— Start —
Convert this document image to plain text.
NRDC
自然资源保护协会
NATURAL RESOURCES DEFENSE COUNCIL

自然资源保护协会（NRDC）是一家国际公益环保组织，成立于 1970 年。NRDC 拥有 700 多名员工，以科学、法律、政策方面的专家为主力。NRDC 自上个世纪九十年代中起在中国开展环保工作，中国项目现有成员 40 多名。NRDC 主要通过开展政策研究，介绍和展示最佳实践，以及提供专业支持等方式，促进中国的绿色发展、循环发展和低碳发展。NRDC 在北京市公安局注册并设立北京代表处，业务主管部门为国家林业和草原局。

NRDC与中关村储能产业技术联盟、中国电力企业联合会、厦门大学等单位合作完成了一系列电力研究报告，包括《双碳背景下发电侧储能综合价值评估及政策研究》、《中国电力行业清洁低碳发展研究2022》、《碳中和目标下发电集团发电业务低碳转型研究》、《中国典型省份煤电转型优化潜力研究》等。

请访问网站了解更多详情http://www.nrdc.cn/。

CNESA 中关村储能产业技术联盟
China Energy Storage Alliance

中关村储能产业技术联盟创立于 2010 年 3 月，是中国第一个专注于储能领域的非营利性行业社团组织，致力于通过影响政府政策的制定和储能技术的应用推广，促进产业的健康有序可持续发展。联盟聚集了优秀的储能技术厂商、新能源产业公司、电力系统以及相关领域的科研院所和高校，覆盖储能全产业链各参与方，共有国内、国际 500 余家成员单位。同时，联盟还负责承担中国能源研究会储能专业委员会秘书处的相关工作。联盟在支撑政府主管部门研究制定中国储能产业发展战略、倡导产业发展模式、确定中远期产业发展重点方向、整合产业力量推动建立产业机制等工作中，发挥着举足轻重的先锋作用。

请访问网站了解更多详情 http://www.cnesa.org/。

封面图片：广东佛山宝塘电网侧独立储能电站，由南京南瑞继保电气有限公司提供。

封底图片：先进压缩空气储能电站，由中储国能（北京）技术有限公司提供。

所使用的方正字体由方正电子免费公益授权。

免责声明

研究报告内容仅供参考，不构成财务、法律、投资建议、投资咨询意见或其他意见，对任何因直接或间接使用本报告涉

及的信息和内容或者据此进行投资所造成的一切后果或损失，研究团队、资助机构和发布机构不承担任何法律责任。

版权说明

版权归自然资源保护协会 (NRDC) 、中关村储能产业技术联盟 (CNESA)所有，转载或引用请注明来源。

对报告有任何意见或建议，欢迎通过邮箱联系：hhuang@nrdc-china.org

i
— End —
Repeat every record, keeping each word and mark exactly as it is.

* The solution *
Convert this document image to plain text.
NRDC
自然资源保护协会
NATURAL RESOURCES DEFENSE COUNCIL

自然资源保护协会（NRDC）是一家国际公益环保组织，成立于 1970 年。NRDC 拥有 700 多名员工，以科学、法律、政策方面的专家为主力。NRDC 自上个世纪九十年代中起在中国开展环保工作，中国项目现有成员 40 多名。NRDC 主要通过开展政策研究，介绍和展示最佳实践，以及提供专业支持等方式，促进中国的绿色发展、循环发展和低碳发展。NRDC 在北京市公安局注册并设立北京代表处，业务主管部门为国家林业和草原局。

NRDC与中关村储能产业技术联盟、中国电力企业联合会、厦门大学等单位合作完成了一系列电力研究报告，包括《双碳背景下发电侧储能综合价值评估及政策研究》、《中国电力行业清洁低碳发展研究2022》、《碳中和目标下发电集团发电业务低碳转型研究》、《中国典型省份煤电转型优化潜力研究》等。

请访问网站了解更多详情http://www.nrdc.cn/。

CNESA 中关村储能产业技术联盟
China Energy Storage Alliance

中关村储能产业技术联盟创立于 2010 年 3 月，是中国第一个专注于储能领域的非营利性行业社团组织，致力于通过影响政府政策的制定和储能技术的应用推广，促进产业的健康有序可持续发展。联盟聚集了优秀的储能技术厂商、新能源产业公司、电力系统以及相关领域的科研院所和高校，覆盖储能全产业链各参与方，共有国内、国际 500 余家成员单位。同时，联盟还负责承担中国能源研究会储能专业委员会秘书处的相关工作。联盟在支撑政府主管部门研究制定中国储能产业发展战略、倡导产业发展模式、确定中远期产业发展重点方向、整合产业力量推动建立产业机制等工作中，发挥着举足轻重的先锋作用。

请访问网站了解更多详情 http://www.cnesa.org/。

封面图片：广东佛山宝塘电网侧独立储能电站，由南京南瑞继保电气有限公司提供。

封底图片：先进压缩空气储能电站，由中储国能（北京）技术有限公司提供。

所使用的方正字体由方正电子免费公益授权。

免责声明

研究报告内容仅供参考，不构成财务、法律、投资建议、投资咨询意见或其他意见，对任何因直接或间接使用本报告涉

及的信息和内容或者据此进行投资所造成的一切后果或损失，研究团队、资助机构和发布机构不承担任何法律责任。

版权说明

版权归自然资源保护协会 (NRDC) 、中关村储能产业技术联盟 (CNESA)所有，转载或引用请注明来源。

对报告有任何意见或建议，欢迎通过邮箱联系：hhuang@nrdc-china.org

i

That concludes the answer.